[PROBLEM DESCRIPTION]
Copy out the passage from the poet interview below that opens with the words containing "FAF: Which poets" and closes with "you as a poet?".

[PASSAGE GIVEN]
FAF: Which poets do you admire most and what do you value in their work?

SD: I read a good deal of world poetry because of my work editing Modern Poetry in Translation. Recently I have been reading Don Mee Choi’s Hardly War and I have huge admiration for this book. I’ve also really enjoyed Richard Zenith’s translations of Carlos Drummond (published by Penguin), Krystyna Miłobędzka in Elżbieta Wójcik-Leese’s translations, Syrian poet Golan Haji in Stephen Watt’s translations and David Constantine’s translations of Brecht. I translate from Russian, and I am desperate to get my teeth into the poems of excellent contemporary poet Maria Stepanova. In all cases I read this work because I need to – it is like a vitamin injection. English suddenly seems bigger and richer and I itch to write again.

FAF: What is next for you as a poet?

SD: I am itching to write at the moment! There is so much to write about. The world is full of wonderful and frightful things which interest me and I want to consider, either in poetry or prose. I’d like to write in a more experimental way, but I also like the tension between the traditional lyric and contemporary madness.

FAF: What advice would you give to anyone starting out in poetry today?

SD: I was very anxious when I started publishing work. I never wanted anyone to read it. I felt shamed. Now I would tell my younger self to be braver and thicker-skinned and to dig away deeper at what I thought I wanted to write. And of course (everyone always says it) to read. But read like a predator, only read what is useful!

[PROVIDED MATERIAL]

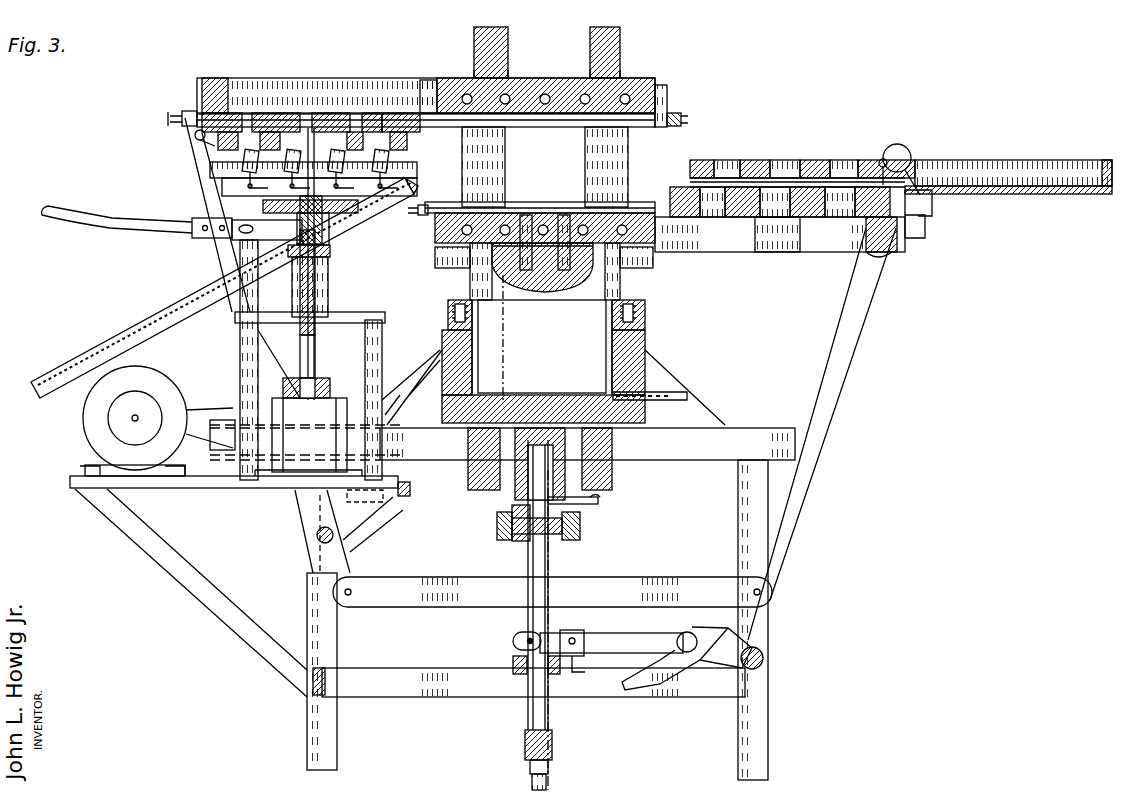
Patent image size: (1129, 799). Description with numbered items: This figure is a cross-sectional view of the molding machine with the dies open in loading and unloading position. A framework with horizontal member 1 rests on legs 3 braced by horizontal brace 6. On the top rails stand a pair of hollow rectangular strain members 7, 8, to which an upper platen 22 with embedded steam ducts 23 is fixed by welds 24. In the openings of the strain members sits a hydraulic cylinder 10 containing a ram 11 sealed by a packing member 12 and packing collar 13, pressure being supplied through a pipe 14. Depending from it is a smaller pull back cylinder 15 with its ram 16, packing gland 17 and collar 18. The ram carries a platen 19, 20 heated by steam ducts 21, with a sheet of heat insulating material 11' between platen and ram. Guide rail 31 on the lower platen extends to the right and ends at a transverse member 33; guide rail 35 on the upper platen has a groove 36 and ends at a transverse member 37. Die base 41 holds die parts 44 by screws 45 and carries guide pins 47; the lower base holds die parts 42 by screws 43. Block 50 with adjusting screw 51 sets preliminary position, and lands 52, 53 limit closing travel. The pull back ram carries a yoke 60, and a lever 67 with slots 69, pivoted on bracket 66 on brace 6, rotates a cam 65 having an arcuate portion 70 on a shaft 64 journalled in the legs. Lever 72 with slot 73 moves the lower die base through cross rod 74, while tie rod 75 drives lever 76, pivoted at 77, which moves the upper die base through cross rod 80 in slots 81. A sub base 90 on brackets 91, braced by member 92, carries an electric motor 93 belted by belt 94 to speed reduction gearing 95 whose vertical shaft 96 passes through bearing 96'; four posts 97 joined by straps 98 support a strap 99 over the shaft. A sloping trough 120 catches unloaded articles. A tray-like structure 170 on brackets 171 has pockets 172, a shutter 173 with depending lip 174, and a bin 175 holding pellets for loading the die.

[RESULT OF THIS EXERCISE]
FAF: Which poets do you admire most and what do you value in their work?

SD: I read a good deal of world poetry because of my work editing Modern Poetry in Translation. Recently I have been reading Don Mee Choi’s Hardly War and I have huge admiration for this book. I’ve also really enjoyed Richard Zenith’s translations of Carlos Drummond (published by Penguin), Krystyna Miłobędzka in Elżbieta Wójcik-Leese’s translations, Syrian poet Golan Haji in Stephen Watt’s translations and David Constantine’s translations of Brecht. I translate from Russian, and I am desperate to get my teeth into the poems of excellent contemporary poet Maria Stepanova. In all cases I read this work because I need to – it is like a vitamin injection. English suddenly seems bigger and richer and I itch to write again.

FAF: What is next for you as a poet?